* _TASK LIST_:
[1] Reproduce the learning journal text starting with "This activity gets" and going on through "use the motorway.", switching "motorway" to "highway".
[2] Summarize the learning journal text in two sentences.
[3] Extend the text about the learning journal, picking up after its last sentence.

* _GIVEN TEXT_:
□ □ □ □ □ □ □

1.6.1 Introducing the Learning Journal

On this course we are encouraging you to go one step further and to write down your reflections using a reflective journal. Using a journal in this way ensures that you capture your thoughts, otherwise there is always a strong possibility that reflections are lost. Writing down your reflections also means that you can use them in Reflection 8: The Reflection Challenge (and in other challenges). Your journal will be much more useful to you if you get into the habit of using headings for all your journal entries. When your reflection is linked to an activity, we suggest that you include the activity number and name in your journal entry heading.

There are different ways to organize what you write in your journal. Figure 1.5 shows one way but you should feel free to try and work out what suits you best.

Figure 1.5 Sample of Learning Journal entries
Figure 1.5 Sample of Learning Journal entries

We encourage you to use the Learning Journal [Tip: hold Ctrl and click a link to open it in a new tab. (Hide tip)] , which you can go to now or can also be found on the Learning to Learn website. The activity that follows is an opportunity for you to make your first entry in your Learning Journal.

Activity 1.5: Reflection on Today

Timing: Allow about 10 minutes for this activity.

This activity gets you to do some reflection on when you last reflected on something. Ideally it will be some thinking you have done today. Pause for a moment and jot down something you have thought about, preferably today and ideally within the last hours or so. This should be something where you have thought about something you have done in the past which has had an impact on what you have done or plan to do. 

Before you get started you might like to have a look at the example and the section How to reflect which gives a framework which you can use for this activity.   


As an example: I have two ways I drive to work. One is on a busy motorway; the other uses quiet country lanes. I much prefer the country lanes.However, when I took this route yesterday the road was under repair, so tonight I will use the motorway.

□ □ □ □ □ □ □

* _MATERIAL PROVIDED_:
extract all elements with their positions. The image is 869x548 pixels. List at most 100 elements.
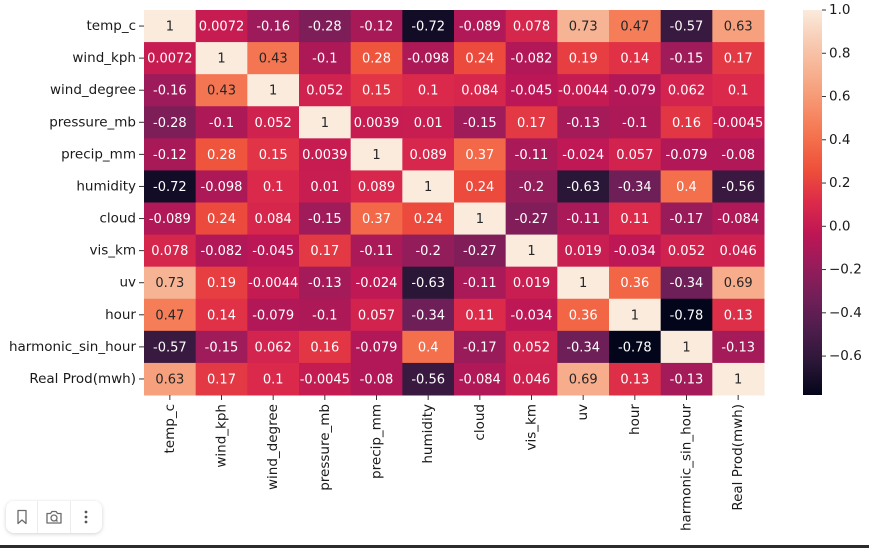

□ □ □ □ □ □ □

* _RESPONSE LIST_:
[1]
This activity gets you to do some reflection on when you last reflected on something. Ideally it will be some thinking you have done today. Pause for a moment and jot down something you have thought about, preferably today and ideally within the last hours or so. This should be something where you have thought about something you have done in the past which has had an impact on what you have done or plan to do. 

Before you get started you might like to have a look at the example and the section How to reflect which gives a framework which you can use for this activity.   


As an example: I have two ways I drive to work. One is on a busy highway; the other uses quiet country lanes. I much prefer the country lanes.However, when I took this route yesterday the road was under repair, so tonight I will use the highway.

[2] The course encourages learners to write down their reflections in a reflective journal, using headings for every entry and including the activity number and name when a reflection is linked to an activity. In Activity 1.5, which takes about 10 minutes, learners jot down something they have thought about recently, preferably today, in which something done in the past has had an impact on what they have done or plan to do.

[3]
Figure 1.6 A country lane
Figure 1.6 A country lane

How to Reflect

Reflection involves thinking and writing. These sometimes seem like quite separate processes. So when I’m writing I shopping list, I think, “What do I need to put?” and then I might remember that I only have a few slices of bread left. Then I write “Bread” at the start of my list. 

However, I find that once I start writing after reflection, I have thoughts that I didn’t expect to have. So once I start to write my shopping list, I may start thinking that I would like to buy ingredients for a meal to share. So the easy way to start to reflect is to start writing about what you have been doing. 

However, if you not quite convinced by my take on the magic of writing, then you might find a framework useful to get you going. This framework assumes that you are going to start with an actual experience and means that you need to start with an accurate re-telling of that experience. The framework is built on four questions.

  1. Who was there, who was most involved, and who was least involved? Who said what and who listened?
  2. What was the sequence of events?
  3. Where did this happen?
  4. When did things happen? 

Once you have written about these you can then add another question: “What have I learned from this?” If you are feeling adventurous, there is a final question you might try: “What will I do in future as a result?”

Keeping a Learning Journal for the duration of the course will allow you to review your entries on a regular basis—perhaps once a month. This can help you to recognize:

  • Your progress, as you see that there are things that you used to find difficult but can now do relatively easily.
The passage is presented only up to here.